▶ _Set problem_
Copy the lines below verbatim, starting at the line containing "dt-half-label: DT/2 [8,95,32,107]" and continuing through the line containing "panel-letter-a: A [3,2,12,17]", both included.

— Begin Extracted records —

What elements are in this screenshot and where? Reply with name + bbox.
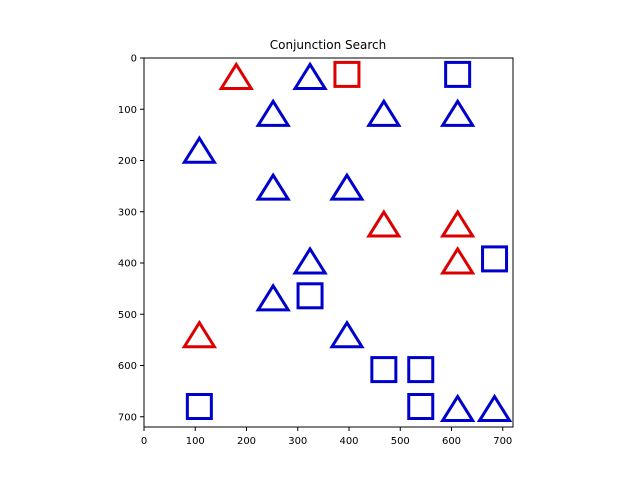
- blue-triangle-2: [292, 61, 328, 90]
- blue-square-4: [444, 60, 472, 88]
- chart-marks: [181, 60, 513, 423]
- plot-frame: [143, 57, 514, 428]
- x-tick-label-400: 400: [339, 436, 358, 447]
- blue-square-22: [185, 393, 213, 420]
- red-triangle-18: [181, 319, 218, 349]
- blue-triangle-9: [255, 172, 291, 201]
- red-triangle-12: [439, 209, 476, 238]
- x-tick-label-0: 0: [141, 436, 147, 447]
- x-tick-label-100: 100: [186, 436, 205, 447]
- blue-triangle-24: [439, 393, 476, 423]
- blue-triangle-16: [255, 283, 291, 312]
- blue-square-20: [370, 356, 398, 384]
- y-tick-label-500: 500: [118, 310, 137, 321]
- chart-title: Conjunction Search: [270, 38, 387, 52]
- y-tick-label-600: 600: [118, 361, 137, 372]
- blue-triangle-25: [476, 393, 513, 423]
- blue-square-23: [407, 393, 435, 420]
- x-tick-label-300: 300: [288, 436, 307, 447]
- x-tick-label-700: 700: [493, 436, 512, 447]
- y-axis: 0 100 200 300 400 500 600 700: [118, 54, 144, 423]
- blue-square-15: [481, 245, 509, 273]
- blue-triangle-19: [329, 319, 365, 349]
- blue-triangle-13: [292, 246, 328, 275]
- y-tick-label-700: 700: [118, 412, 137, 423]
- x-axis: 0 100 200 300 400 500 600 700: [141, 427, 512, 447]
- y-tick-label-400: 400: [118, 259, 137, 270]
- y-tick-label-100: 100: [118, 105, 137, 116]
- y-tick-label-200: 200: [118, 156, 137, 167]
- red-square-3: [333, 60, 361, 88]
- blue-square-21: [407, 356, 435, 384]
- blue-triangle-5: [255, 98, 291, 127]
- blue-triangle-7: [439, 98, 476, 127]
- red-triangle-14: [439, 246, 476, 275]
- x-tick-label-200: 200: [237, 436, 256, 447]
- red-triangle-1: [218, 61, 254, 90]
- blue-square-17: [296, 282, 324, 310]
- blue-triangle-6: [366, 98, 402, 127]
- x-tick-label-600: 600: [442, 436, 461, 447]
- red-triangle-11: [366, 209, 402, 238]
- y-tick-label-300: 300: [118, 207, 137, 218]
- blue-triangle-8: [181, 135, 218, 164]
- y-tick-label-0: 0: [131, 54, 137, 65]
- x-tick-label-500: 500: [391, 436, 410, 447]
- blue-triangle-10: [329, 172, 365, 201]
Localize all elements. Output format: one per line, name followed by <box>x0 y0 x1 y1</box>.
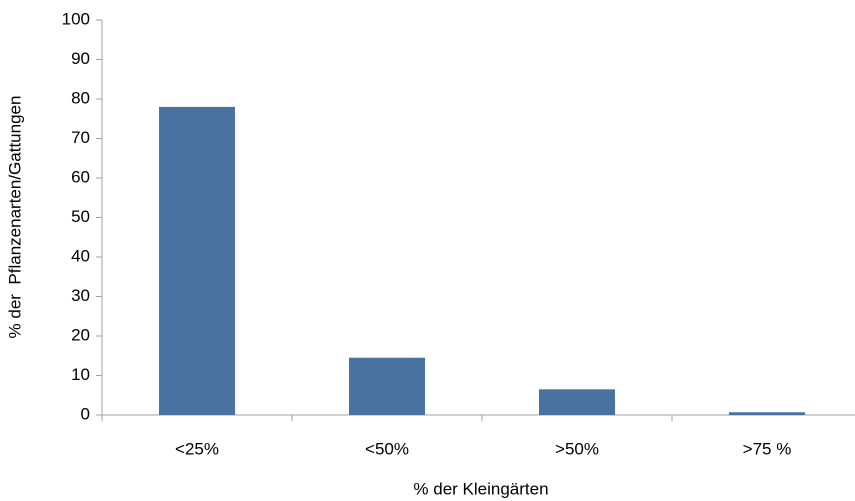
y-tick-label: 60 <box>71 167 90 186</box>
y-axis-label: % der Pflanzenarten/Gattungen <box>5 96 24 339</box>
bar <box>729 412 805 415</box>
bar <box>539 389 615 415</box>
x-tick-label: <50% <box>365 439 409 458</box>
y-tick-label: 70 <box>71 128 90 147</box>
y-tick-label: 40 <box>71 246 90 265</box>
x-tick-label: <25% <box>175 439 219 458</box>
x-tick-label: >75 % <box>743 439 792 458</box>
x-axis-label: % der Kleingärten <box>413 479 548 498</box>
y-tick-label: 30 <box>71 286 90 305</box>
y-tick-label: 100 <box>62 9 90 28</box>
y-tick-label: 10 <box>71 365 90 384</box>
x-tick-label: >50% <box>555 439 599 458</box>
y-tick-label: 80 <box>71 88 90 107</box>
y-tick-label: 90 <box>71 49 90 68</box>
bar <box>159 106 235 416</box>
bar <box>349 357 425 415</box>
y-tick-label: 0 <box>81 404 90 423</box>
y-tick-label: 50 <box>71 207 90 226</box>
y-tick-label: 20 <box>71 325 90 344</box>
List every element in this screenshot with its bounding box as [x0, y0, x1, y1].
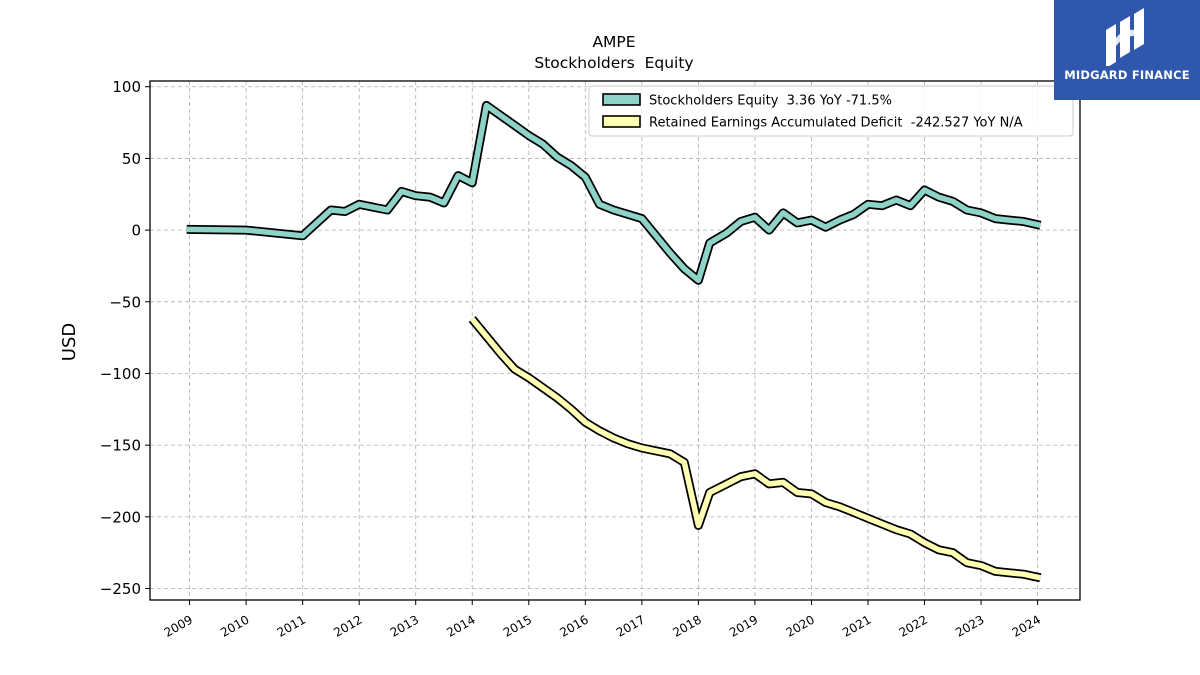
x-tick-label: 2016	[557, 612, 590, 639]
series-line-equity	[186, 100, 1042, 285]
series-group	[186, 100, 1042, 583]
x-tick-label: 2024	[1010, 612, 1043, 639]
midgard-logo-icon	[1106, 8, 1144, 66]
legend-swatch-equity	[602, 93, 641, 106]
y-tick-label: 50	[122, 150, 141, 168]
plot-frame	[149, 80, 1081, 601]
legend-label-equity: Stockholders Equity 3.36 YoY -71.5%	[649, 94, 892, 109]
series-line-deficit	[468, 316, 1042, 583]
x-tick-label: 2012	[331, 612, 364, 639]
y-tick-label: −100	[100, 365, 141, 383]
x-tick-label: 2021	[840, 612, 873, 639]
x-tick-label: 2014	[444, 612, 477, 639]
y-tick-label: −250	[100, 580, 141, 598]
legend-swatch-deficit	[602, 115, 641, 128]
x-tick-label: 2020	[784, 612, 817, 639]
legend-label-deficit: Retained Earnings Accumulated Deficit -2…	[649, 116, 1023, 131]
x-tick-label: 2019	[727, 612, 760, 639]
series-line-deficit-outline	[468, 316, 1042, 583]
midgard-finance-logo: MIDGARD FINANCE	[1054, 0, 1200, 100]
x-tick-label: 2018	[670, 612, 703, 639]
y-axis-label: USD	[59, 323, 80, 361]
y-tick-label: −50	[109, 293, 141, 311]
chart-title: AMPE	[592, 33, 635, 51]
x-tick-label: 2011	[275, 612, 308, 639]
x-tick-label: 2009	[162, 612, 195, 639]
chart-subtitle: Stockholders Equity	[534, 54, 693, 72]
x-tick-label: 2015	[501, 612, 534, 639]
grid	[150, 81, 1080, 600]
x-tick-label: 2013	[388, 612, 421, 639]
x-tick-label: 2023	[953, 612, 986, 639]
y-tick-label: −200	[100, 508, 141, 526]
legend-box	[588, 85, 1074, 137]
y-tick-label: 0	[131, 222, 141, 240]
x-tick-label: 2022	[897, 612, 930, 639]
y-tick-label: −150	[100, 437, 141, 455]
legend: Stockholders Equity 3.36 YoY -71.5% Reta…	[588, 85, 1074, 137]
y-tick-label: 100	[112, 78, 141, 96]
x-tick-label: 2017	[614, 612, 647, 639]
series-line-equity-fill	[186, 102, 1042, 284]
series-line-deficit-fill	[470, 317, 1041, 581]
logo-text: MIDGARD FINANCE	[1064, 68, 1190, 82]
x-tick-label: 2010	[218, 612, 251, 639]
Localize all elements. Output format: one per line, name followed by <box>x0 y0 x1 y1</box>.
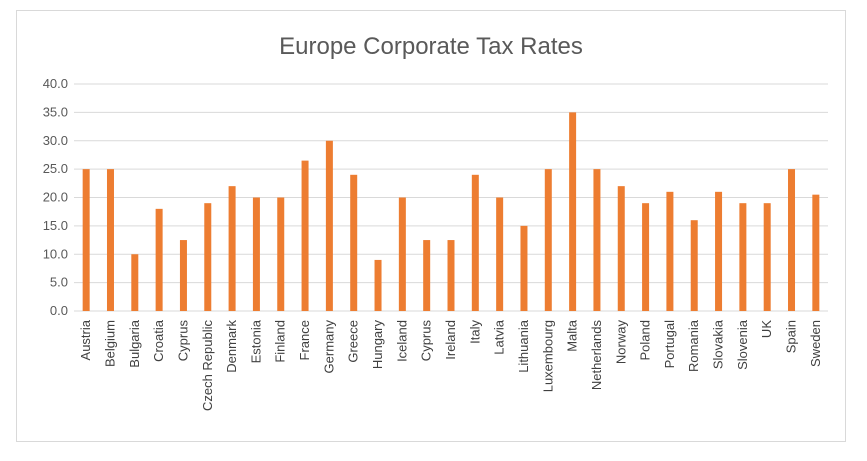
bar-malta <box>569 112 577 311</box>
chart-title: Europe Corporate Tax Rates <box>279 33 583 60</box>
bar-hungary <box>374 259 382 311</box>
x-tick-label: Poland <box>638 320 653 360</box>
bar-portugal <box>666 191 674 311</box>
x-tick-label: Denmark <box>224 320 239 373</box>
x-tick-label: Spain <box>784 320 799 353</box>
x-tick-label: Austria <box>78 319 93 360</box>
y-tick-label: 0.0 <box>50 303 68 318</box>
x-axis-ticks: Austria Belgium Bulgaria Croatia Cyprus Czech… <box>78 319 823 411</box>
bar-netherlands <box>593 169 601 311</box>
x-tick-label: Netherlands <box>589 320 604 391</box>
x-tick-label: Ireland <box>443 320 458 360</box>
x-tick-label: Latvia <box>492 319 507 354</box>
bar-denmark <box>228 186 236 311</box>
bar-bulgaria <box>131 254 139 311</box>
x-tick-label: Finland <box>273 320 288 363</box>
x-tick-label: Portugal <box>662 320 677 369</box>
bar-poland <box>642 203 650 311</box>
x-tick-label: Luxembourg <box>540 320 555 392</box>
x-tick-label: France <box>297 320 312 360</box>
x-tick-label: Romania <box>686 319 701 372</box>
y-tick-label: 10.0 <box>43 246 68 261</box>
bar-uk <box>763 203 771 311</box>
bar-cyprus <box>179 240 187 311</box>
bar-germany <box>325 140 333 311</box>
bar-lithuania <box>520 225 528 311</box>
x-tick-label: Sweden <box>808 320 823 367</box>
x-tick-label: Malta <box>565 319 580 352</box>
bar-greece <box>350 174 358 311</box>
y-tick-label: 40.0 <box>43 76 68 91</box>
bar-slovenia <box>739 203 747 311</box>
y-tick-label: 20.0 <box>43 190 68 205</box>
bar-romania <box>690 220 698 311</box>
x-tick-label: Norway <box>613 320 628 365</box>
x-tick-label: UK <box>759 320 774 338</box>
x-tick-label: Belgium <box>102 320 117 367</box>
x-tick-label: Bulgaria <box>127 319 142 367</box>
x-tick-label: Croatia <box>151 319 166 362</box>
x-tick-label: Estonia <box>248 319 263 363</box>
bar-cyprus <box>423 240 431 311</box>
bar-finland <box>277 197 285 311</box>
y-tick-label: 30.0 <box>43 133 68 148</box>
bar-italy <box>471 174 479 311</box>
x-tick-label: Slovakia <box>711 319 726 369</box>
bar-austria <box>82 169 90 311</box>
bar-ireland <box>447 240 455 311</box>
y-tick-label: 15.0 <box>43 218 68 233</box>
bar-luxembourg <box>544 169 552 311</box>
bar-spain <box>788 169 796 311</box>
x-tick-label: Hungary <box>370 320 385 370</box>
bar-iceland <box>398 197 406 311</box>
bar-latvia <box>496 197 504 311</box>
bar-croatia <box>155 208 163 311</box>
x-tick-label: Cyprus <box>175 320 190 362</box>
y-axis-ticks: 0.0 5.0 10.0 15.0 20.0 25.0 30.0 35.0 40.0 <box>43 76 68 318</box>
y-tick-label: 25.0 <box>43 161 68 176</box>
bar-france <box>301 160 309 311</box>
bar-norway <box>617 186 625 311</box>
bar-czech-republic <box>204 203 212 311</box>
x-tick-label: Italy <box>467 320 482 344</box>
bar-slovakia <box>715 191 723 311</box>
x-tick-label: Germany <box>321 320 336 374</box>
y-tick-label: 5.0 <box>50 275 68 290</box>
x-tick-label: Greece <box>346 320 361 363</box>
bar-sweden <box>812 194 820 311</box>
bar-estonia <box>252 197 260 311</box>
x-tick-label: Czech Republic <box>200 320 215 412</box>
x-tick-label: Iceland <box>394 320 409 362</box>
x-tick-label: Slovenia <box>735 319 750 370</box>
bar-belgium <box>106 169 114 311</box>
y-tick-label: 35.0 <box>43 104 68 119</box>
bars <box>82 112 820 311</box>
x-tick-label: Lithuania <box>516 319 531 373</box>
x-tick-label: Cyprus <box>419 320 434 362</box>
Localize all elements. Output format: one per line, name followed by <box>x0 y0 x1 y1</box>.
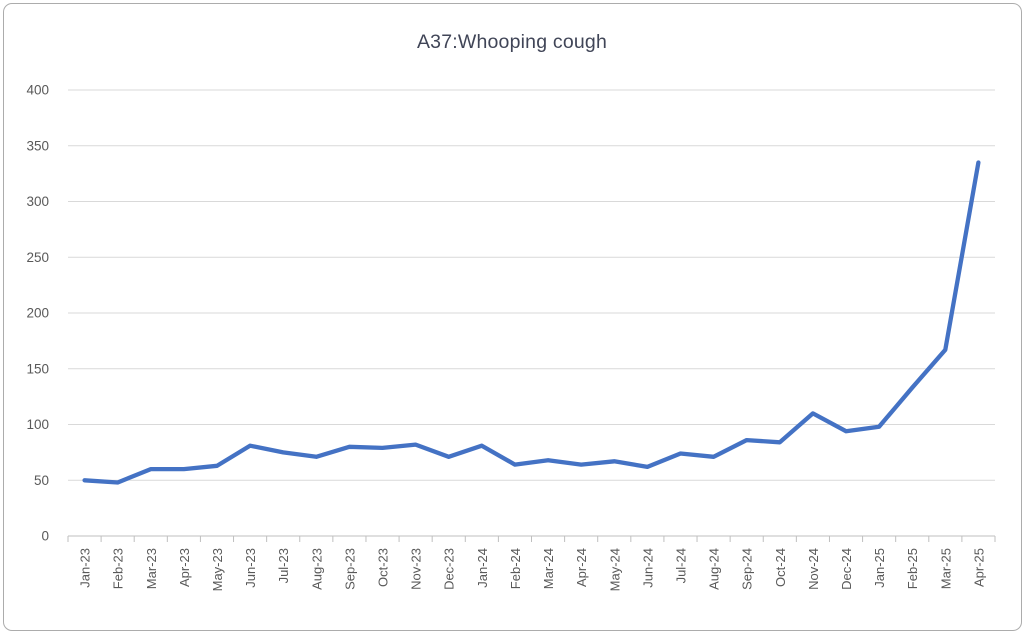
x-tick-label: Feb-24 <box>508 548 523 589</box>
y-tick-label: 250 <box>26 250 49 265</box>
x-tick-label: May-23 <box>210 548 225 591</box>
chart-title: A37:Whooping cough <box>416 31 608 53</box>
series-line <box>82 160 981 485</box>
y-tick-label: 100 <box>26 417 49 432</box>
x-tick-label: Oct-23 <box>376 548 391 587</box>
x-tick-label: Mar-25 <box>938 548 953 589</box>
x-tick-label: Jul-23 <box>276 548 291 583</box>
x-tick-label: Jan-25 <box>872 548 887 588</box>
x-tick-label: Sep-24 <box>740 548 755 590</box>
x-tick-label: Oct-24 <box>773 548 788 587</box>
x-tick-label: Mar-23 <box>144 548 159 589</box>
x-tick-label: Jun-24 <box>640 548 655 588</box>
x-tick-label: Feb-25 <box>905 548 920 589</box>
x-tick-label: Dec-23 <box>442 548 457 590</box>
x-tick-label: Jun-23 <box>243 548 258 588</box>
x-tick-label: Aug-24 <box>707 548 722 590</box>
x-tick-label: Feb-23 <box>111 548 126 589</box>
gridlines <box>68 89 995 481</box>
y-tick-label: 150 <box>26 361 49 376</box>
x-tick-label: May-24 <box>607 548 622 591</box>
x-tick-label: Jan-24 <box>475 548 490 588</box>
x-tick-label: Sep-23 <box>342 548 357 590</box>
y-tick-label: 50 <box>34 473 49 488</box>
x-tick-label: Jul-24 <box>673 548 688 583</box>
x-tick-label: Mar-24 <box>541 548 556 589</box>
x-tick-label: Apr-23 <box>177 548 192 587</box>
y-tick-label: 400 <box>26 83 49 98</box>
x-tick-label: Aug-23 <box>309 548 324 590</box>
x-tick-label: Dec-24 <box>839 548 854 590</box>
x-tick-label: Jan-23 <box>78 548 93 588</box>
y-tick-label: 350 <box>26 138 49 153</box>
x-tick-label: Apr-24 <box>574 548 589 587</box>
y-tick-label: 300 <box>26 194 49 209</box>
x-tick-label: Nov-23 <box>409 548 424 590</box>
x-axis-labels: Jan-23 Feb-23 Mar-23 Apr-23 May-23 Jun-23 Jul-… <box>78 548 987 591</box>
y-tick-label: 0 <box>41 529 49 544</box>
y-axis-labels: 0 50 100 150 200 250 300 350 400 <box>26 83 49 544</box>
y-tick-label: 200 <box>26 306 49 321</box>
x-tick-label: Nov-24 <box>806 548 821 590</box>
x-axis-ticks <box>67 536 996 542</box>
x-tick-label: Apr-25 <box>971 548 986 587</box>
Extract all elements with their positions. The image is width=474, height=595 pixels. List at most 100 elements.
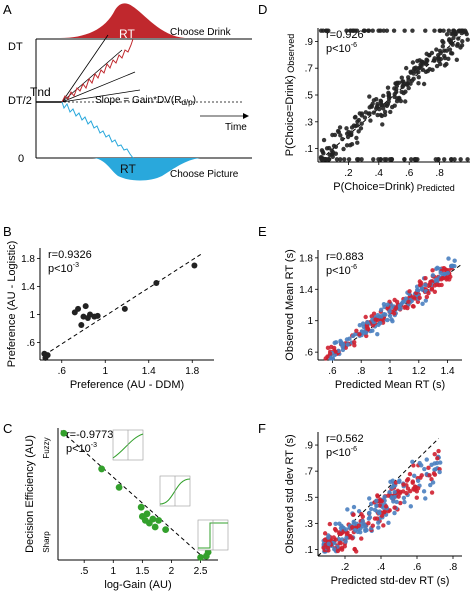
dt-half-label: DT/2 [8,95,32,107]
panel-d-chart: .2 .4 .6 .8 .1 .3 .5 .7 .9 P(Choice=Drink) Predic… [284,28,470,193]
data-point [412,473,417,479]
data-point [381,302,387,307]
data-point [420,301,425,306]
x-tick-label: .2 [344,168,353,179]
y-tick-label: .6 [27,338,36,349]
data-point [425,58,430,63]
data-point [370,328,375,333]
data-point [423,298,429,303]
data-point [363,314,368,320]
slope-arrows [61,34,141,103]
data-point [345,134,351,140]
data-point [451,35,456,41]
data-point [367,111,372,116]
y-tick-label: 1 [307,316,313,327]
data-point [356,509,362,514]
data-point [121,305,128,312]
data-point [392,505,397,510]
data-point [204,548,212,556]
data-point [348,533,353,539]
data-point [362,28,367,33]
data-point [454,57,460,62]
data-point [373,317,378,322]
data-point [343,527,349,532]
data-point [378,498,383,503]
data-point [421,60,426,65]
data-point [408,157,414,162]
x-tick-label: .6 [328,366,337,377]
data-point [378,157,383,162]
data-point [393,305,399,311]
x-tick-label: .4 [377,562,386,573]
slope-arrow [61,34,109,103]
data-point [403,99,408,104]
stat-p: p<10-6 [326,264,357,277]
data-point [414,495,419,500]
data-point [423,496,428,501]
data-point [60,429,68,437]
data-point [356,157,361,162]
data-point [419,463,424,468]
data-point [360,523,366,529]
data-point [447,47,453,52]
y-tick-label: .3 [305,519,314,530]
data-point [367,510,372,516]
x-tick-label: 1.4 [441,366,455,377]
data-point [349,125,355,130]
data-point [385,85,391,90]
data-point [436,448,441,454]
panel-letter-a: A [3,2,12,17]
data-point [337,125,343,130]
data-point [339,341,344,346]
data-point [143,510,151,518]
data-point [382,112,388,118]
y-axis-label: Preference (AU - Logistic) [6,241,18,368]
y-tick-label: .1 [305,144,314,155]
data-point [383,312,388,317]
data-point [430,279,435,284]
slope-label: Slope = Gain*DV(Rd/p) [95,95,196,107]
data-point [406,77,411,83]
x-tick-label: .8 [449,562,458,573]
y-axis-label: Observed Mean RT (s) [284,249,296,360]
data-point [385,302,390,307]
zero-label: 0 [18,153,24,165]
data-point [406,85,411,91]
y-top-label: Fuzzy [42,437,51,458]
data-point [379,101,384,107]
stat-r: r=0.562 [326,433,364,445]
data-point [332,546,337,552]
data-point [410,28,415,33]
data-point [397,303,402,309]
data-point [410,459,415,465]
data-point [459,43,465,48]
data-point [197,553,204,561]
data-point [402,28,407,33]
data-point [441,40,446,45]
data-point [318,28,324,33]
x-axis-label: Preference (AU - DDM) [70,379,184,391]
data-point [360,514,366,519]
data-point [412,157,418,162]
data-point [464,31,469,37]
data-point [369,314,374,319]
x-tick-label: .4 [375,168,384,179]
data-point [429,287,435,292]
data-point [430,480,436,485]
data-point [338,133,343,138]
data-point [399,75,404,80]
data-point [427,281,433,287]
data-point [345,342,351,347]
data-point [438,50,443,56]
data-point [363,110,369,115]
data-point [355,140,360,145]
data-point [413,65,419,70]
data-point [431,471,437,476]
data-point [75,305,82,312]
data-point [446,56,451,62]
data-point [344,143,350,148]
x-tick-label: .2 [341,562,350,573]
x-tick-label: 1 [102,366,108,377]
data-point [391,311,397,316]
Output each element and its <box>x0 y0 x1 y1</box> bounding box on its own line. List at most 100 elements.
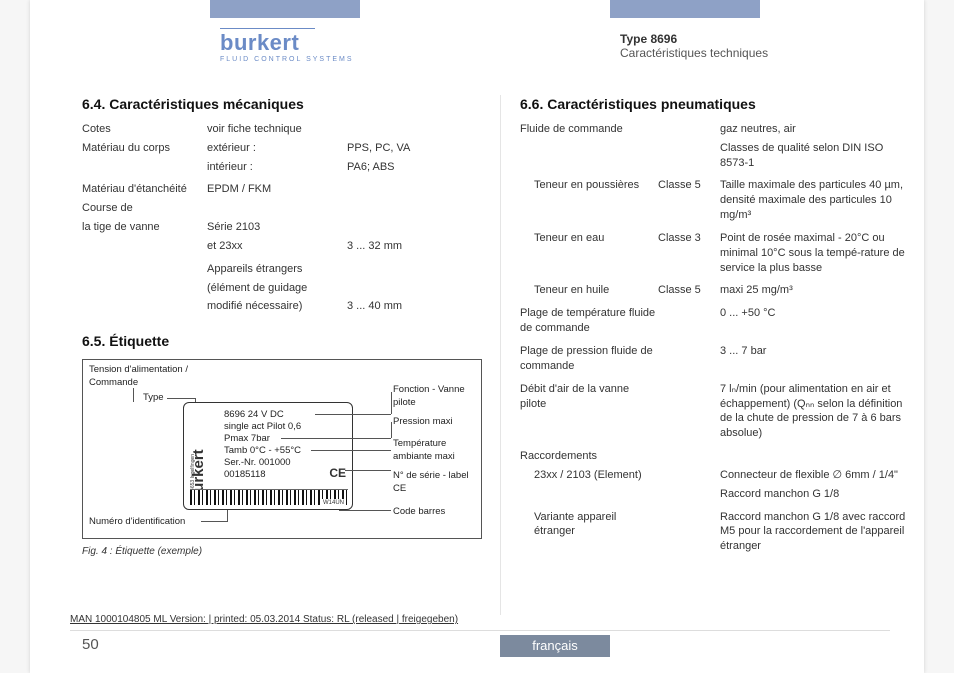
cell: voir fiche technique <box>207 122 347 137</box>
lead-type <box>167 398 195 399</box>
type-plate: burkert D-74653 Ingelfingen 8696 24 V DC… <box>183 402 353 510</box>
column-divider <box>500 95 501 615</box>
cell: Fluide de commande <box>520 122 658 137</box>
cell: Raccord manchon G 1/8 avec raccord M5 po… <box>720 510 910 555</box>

— End Extracted records —

▶ _Exercise answer_
dt-half-label: DT/2 [8,95,32,107]
panel-d-chart: .2 .4 .6 .8 .1 .3 .5 .7 .9 P(Choice=Drink) Predic… [284,28,470,193]
data-point [412,473,417,479]
data-point [381,302,387,307]
data-point [420,301,425,306]
x-tick-label: .2 [344,168,353,179]
y-tick-label: .6 [27,338,36,349]
data-point [425,58,430,63]
data-point [370,328,375,333]
data-point [423,298,429,303]
data-point [363,314,368,320]
slope-arrows [61,34,141,103]
data-point [345,134,351,140]
data-point [451,35,456,41]
data-point [367,111,372,116]
y-tick-label: 1 [307,316,313,327]
data-point [356,509,362,514]
data-point [121,305,128,312]
data-point [392,505,397,510]
data-point [204,548,212,556]
data-point [348,533,353,539]
data-point [362,28,367,33]
data-point [454,57,460,62]
data-point [373,317,378,322]
data-point [343,527,349,532]
data-point [378,498,383,503]
data-point [421,60,426,65]
data-point [408,157,414,162]
x-tick-label: .6 [328,366,337,377]
data-point [378,157,383,162]
data-point [393,305,399,311]
x-tick-label: .4 [377,562,386,573]
slope-arrow [61,34,109,103]
data-point [403,99,408,104]
stat-p: p<10-6 [326,264,357,277]
data-point [414,495,419,500]
data-point [423,496,428,501]
data-point [60,429,68,437]
data-point [356,157,361,162]
data-point [419,463,424,468]
data-point [360,523,366,529]
data-point [447,47,453,52]
y-tick-label: .3 [305,519,314,530]
data-point [367,510,372,516]
x-tick-label: 1.4 [441,366,455,377]
data-point [349,125,355,130]
data-point [385,85,391,90]
data-point [436,448,441,454]
panel-letter-a: A [3,2,12,17]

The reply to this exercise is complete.